___ EXERCISE DATA
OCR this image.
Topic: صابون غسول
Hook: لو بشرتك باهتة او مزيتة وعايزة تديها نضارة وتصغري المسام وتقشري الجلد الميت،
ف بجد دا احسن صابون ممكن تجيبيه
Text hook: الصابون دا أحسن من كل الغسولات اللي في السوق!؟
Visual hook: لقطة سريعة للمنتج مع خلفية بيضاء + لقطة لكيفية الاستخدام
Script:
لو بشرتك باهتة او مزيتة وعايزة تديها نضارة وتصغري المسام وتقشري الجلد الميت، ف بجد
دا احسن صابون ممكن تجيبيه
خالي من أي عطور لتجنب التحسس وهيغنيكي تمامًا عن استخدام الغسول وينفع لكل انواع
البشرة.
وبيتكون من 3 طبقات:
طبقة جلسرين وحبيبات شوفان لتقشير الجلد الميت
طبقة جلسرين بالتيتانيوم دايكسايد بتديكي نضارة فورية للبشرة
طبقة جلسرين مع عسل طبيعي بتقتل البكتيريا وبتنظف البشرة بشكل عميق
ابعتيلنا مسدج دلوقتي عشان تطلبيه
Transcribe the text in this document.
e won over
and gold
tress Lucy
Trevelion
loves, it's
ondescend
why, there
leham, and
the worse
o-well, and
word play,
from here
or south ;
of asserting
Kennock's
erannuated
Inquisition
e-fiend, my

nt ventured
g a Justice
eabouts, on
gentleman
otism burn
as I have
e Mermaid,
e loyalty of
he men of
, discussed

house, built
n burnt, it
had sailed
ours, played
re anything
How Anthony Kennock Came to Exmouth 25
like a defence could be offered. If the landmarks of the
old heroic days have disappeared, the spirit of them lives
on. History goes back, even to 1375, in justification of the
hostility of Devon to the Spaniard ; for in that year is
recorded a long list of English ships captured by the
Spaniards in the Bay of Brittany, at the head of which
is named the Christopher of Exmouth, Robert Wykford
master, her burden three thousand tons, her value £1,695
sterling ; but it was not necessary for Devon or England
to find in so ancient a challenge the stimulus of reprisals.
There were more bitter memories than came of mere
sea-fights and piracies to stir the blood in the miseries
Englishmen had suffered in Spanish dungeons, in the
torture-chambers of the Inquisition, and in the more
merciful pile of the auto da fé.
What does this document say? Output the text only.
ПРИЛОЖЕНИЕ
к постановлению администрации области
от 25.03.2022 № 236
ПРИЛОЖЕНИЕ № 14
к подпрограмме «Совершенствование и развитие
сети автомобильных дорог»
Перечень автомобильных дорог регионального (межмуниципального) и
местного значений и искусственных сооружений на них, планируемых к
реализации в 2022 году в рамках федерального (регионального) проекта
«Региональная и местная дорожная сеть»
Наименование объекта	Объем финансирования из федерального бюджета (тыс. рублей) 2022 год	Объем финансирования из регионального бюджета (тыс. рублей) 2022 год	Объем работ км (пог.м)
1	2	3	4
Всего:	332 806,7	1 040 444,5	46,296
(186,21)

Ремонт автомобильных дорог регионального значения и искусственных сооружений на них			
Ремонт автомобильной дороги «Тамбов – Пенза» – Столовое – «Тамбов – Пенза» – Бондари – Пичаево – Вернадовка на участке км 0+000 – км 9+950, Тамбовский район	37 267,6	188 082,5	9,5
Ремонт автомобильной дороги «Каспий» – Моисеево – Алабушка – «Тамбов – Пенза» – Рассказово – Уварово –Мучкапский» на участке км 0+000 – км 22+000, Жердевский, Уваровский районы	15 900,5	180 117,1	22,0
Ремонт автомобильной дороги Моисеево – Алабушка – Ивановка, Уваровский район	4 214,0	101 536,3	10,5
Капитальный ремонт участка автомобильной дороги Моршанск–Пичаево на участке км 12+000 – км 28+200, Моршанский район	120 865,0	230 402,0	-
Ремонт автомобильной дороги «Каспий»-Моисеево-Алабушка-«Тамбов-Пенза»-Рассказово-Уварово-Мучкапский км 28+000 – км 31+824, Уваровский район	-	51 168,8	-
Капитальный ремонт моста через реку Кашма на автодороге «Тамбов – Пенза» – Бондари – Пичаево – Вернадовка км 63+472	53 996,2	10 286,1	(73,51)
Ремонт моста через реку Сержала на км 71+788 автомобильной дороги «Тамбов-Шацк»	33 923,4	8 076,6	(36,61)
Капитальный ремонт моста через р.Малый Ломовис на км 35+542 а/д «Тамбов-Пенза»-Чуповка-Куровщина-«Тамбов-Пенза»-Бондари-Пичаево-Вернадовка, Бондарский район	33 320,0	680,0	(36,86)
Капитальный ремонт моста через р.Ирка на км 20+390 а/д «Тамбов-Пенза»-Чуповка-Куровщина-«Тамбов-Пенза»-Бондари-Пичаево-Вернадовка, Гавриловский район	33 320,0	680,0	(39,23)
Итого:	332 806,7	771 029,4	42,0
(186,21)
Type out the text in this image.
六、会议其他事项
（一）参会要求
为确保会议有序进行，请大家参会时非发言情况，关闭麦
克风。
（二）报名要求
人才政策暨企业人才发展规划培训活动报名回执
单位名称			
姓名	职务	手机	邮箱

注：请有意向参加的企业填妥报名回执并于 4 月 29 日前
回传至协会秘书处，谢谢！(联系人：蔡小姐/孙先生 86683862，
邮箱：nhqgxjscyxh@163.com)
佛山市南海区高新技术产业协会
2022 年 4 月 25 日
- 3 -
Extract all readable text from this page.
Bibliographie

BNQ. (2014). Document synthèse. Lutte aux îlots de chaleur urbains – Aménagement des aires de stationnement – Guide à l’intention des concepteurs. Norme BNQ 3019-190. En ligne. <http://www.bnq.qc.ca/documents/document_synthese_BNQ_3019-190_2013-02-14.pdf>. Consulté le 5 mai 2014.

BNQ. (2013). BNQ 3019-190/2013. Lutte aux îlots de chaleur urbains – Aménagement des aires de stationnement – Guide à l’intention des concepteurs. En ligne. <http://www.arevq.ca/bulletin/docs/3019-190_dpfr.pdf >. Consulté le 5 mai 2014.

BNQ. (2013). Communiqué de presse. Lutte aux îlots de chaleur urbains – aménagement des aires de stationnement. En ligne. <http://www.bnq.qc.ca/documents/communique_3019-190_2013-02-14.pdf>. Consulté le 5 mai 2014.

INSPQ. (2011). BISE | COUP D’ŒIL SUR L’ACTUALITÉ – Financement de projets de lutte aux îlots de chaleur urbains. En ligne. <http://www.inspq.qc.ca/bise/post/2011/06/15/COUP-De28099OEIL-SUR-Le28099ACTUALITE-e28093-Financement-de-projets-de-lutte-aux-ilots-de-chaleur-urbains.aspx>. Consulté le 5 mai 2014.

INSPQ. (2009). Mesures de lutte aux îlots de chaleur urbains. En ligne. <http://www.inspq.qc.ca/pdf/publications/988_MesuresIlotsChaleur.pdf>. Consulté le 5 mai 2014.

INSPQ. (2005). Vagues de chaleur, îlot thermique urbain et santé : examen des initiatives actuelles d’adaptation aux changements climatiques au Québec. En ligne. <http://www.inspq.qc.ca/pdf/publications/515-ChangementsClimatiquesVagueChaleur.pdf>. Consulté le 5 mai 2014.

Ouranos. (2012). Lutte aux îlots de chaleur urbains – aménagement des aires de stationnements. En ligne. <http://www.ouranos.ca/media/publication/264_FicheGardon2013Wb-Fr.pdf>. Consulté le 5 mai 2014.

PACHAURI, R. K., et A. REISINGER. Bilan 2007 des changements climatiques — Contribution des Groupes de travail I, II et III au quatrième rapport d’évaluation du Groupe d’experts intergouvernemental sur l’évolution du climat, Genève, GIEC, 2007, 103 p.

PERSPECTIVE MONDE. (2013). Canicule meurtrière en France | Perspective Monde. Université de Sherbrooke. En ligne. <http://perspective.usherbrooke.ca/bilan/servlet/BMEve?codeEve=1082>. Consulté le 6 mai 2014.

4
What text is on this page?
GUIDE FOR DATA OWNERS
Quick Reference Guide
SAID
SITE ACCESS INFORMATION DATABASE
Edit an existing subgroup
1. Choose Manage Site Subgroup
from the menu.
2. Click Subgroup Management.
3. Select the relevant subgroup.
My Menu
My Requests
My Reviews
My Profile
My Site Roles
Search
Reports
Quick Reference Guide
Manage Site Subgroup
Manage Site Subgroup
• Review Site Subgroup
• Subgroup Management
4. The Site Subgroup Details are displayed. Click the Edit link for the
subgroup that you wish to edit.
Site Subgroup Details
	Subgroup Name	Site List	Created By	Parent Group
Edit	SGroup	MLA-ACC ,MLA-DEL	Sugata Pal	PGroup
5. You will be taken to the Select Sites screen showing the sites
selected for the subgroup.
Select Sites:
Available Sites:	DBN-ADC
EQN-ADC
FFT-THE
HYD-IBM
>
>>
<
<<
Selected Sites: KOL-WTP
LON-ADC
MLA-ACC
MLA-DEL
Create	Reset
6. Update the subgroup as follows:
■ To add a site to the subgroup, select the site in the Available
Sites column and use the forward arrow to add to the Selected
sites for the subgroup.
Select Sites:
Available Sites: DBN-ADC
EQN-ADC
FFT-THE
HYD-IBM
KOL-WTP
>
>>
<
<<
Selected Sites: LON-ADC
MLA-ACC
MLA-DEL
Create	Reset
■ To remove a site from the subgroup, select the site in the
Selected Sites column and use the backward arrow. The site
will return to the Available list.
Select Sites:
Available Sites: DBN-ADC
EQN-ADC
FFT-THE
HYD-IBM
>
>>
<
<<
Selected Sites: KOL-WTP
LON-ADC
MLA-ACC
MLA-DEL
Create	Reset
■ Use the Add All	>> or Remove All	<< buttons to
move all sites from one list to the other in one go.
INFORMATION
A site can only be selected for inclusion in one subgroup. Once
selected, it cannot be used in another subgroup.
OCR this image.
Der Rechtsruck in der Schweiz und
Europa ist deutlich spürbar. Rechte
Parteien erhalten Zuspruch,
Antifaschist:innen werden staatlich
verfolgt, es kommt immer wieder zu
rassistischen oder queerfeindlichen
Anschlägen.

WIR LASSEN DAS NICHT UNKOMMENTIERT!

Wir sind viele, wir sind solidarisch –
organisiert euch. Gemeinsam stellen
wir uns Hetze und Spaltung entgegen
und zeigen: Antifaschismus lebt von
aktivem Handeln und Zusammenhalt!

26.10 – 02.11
______
● **YOUR GOAL**:
Across all the entries, count the lines that contain the word "сооружений" and give the number by itself.

● **TASK OUTPUT**:
2